§ OBJECTIVE: Please write the listing below out again exactly, leaving every picture behind.
— Start of RECORDED INFORMATION —
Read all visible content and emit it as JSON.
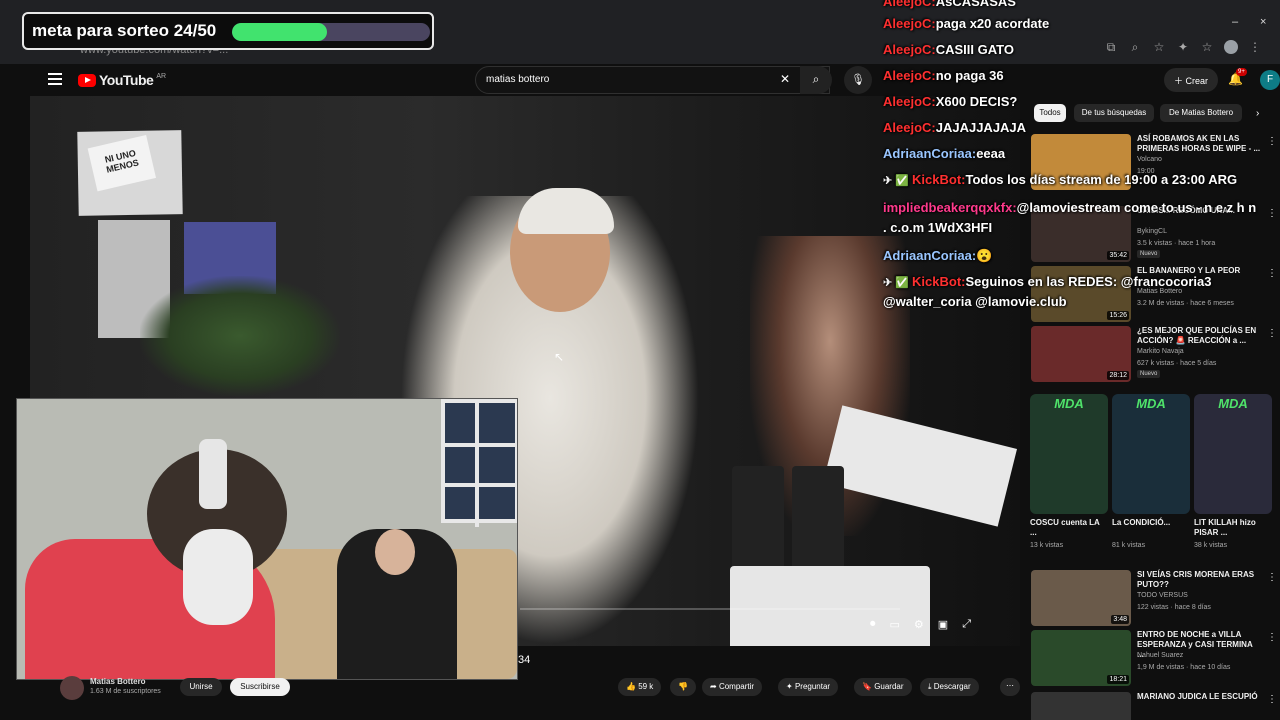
{
  "meta": {
    "label": "meta para sorteo 24/50",
    "progress": 0.48
  },
  "browser": {
    "url": "www.youtube.com/watch?v=...",
    "minimize": "–",
    "close": "×"
  },
  "header": {
    "logo_text": "YouTube",
    "logo_region": "AR",
    "search_value": "matias bottero",
    "create_label": "Crear",
    "notif_count": "9+",
    "avatar_letter": "F"
  },
  "player": {
    "timestamp": "34"
  },
  "channel": {
    "name": "Matias Bottero",
    "subs": "1.63 M de suscriptores",
    "join": "Unirse",
    "subscribe": "Suscribirse"
  },
  "actions": {
    "likes": "59 k",
    "share": "Compartir",
    "ask": "Preguntar",
    "save": "Guardar",
    "download": "Descargar"
  },
  "chat": [
    {
      "user": "AleejoC:",
      "msg": "AsCASASAS",
      "color": "red"
    },
    {
      "user": "AleejoC:",
      "msg": "paga x20 acordate",
      "color": "red"
    },
    {
      "user": "AleejoC:",
      "msg": "CASIII GATO",
      "color": "red"
    },
    {
      "user": "AleejoC:",
      "msg": "no paga 36",
      "color": "red"
    },
    {
      "user": "AleejoC:",
      "msg": "X600 DECIS?",
      "color": "red"
    },
    {
      "user": "AleejoC:",
      "msg": "JAJAJJAJAJA",
      "color": "red"
    },
    {
      "user": "AdriaanCoriaa:",
      "msg": "eeaa",
      "color": "blue"
    },
    {
      "user": "KickBot:",
      "msg": "Todos los días stream de 19:00 a 23:00 ARG",
      "color": "bot"
    },
    {
      "user": "impliedbeakerqqxkfx:",
      "msg": "@lamoviestream come to us - n e z h n",
      "color": "pink"
    },
    {
      "user": "",
      "msg": ". c.o.m 1WdX3HFI",
      "color": "pink"
    },
    {
      "user": "AdriaanCoriaa:",
      "msg": "😮",
      "color": "blue"
    },
    {
      "user": "KickBot:",
      "msg": "Seguinos en las REDES: @francocoria3",
      "color": "bot"
    },
    {
      "user": "",
      "msg": "@walter_coria @lamovie.club",
      "color": "bot"
    }
  ],
  "chips": [
    "Todos",
    "De tus búsquedas",
    "De Matias Bottero"
  ],
  "recs": [
    {
      "title": "ASÍ ROBAMOS AK EN LAS PRIMERAS HORAS DE WIPE - ...",
      "channel": "Volcano",
      "meta": "19:00",
      "new": "",
      "dur": "",
      "color": "#c28a3a"
    },
    {
      "title": "CRISIS... RECÓMO UNA...",
      "channel": "BykingCL",
      "meta": "3.5 k vistas · hace 1 hora",
      "new": "Nuevo",
      "dur": "35:42",
      "color": "#3a2d2a"
    },
    {
      "title": "EL BANANERO Y LA PEOR",
      "channel": "Matias Bottero",
      "meta": "3.2 M de vistas · hace 6 meses",
      "new": "",
      "dur": "15:26",
      "color": "#5a4a2a"
    },
    {
      "title": "¿ES MEJOR QUE POLICÍAS EN ACCIÓN? 🚨 REACCIÓN a ...",
      "channel": "Markito Navaja",
      "meta": "627 k vistas · hace 5 días",
      "new": "Nuevo",
      "dur": "28:12",
      "color": "#6a2a2a"
    },
    {
      "title": "SI VEÍAS CRIS MORENA ERAS PUTO??",
      "channel": "TODO VERSUS",
      "meta": "122 vistas · hace 8 días",
      "new": "",
      "dur": "3:48",
      "color": "#6a5a4a"
    },
    {
      "title": "ENTRO DE NOCHE a VILLA ESPERANZA y CASI TERMINA ...",
      "channel": "Nahuel Suarez",
      "meta": "1,9 M de vistas · hace 10 días",
      "new": "",
      "dur": "18:21",
      "color": "#2a4a2a"
    },
    {
      "title": "MARIANO JUDICA LE ESCUPIÓ",
      "channel": "",
      "meta": "",
      "new": "",
      "dur": "",
      "color": "#333"
    }
  ],
  "shorts": [
    {
      "label": "MDA",
      "title": "COSCU cuenta LA ...",
      "views": "13 k vistas"
    },
    {
      "label": "MDA",
      "title": "La CONDICIÓ...",
      "views": "81 k vistas"
    },
    {
      "label": "MDA",
      "title": "LIT KILLAH hizo PISAR ...",
      "views": "38 k vistas"
    }
  ],
  "colors": {
    "meta_fill": "#41e36e",
    "chat_red": "#ff3030",
    "chat_blue": "#9ac6ff",
    "chat_pink": "#ff3a8c",
    "yt_red": "#ff0000",
    "mda_green": "#4fe36a"
  }
}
— End of RECORDED INFORMATION —
§ IN RESPONSE:
Read all visible content and emit it as JSON.
{
  "meta": {
    "label": "meta para sorteo 24/50",
    "progress": 0.48
  },
  "browser": {
    "url": "www.youtube.com/watch?v=...",
    "minimize": "–",
    "close": "×"
  },
  "header": {
    "logo_text": "YouTube",
    "logo_region": "AR",
    "search_value": "matias bottero",
    "create_label": "Crear",
    "notif_count": "9+",
    "avatar_letter": "F"
  },
  "player": {
    "timestamp": "34"
  },
  "channel": {
    "name": "Matias Bottero",
    "subs": "1.63 M de suscriptores",
    "join": "Unirse",
    "subscribe": "Suscribirse"
  },
  "actions": {
    "likes": "59 k",
    "share": "Compartir",
    "ask": "Preguntar",
    "save": "Guardar",
    "download": "Descargar"
  },
  "chat": [
    {
      "user": "AleejoC:",
      "msg": "AsCASASAS",
      "color": "red"
    },
    {
      "user": "AleejoC:",
      "msg": "paga x20 acordate",
      "color": "red"
    },
    {
      "user": "AleejoC:",
      "msg": "CASIII GATO",
      "color": "red"
    },
    {
      "user": "AleejoC:",
      "msg": "no paga 36",
      "color": "red"
    },
    {
      "user": "AleejoC:",
      "msg": "X600 DECIS?",
      "color": "red"
    },
    {
      "user": "AleejoC:",
      "msg": "JAJAJJAJAJA",
      "color": "red"
    },
    {
      "user": "AdriaanCoriaa:",
      "msg": "eeaa",
      "color": "blue"
    },
    {
      "user": "KickBot:",
      "msg": "Todos los días stream de 19:00 a 23:00 ARG",
      "color": "bot"
    },
    {
      "user": "impliedbeakerqqxkfx:",
      "msg": "@lamoviestream come to us - n e z h n",
      "color": "pink"
    },
    {
      "user": "",
      "msg": ". c.o.m 1WdX3HFI",
      "color": "pink"
    },
    {
      "user": "AdriaanCoriaa:",
      "msg": "😮",
      "color": "blue"
    },
    {
      "user": "KickBot:",
      "msg": "Seguinos en las REDES: @francocoria3",
      "color": "bot"
    },
    {
      "user": "",
      "msg": "@walter_coria @lamovie.club",
      "color": "bot"
    }
  ],
  "chips": [
    "Todos",
    "De tus búsquedas",
    "De Matias Bottero"
  ],
  "recs": [
    {
      "title": "ASÍ ROBAMOS AK EN LAS PRIMERAS HORAS DE WIPE - ...",
      "channel": "Volcano",
      "meta": "19:00",
      "new": "",
      "dur": "",
      "color": "#c28a3a"
    },
    {
      "title": "CRISIS... RECÓMO UNA...",
      "channel": "BykingCL",
      "meta": "3.5 k vistas · hace 1 hora",
      "new": "Nuevo",
      "dur": "35:42",
      "color": "#3a2d2a"
    },
    {
      "title": "EL BANANERO Y LA PEOR",
      "channel": "Matias Bottero",
      "meta": "3.2 M de vistas · hace 6 meses",
      "new": "",
      "dur": "15:26",
      "color": "#5a4a2a"
    },
    {
      "title": "¿ES MEJOR QUE POLICÍAS EN ACCIÓN? 🚨 REACCIÓN a ...",
      "channel": "Markito Navaja",
      "meta": "627 k vistas · hace 5 días",
      "new": "Nuevo",
      "dur": "28:12",
      "color": "#6a2a2a"
    },
    {
      "title": "SI VEÍAS CRIS MORENA ERAS PUTO??",
      "channel": "TODO VERSUS",
      "meta": "122 vistas · hace 8 días",
      "new": "",
      "dur": "3:48",
      "color": "#6a5a4a"
    },
    {
      "title": "ENTRO DE NOCHE a VILLA ESPERANZA y CASI TERMINA ...",
      "channel": "Nahuel Suarez",
      "meta": "1,9 M de vistas · hace 10 días",
      "new": "",
      "dur": "18:21",
      "color": "#2a4a2a"
    },
    {
      "title": "MARIANO JUDICA LE ESCUPIÓ",
      "channel": "",
      "meta": "",
      "new": "",
      "dur": "",
      "color": "#333"
    }
  ],
  "shorts": [
    {
      "label": "MDA",
      "title": "COSCU cuenta LA ...",
      "views": "13 k vistas"
    },
    {
      "label": "MDA",
      "title": "La CONDICIÓ...",
      "views": "81 k vistas"
    },
    {
      "label": "MDA",
      "title": "LIT KILLAH hizo PISAR ...",
      "views": "38 k vistas"
    }
  ],
  "colors": {
    "meta_fill": "#41e36e",
    "chat_red": "#ff3030",
    "chat_blue": "#9ac6ff",
    "chat_pink": "#ff3a8c",
    "yt_red": "#ff0000",
    "mda_green": "#4fe36a"
  }
}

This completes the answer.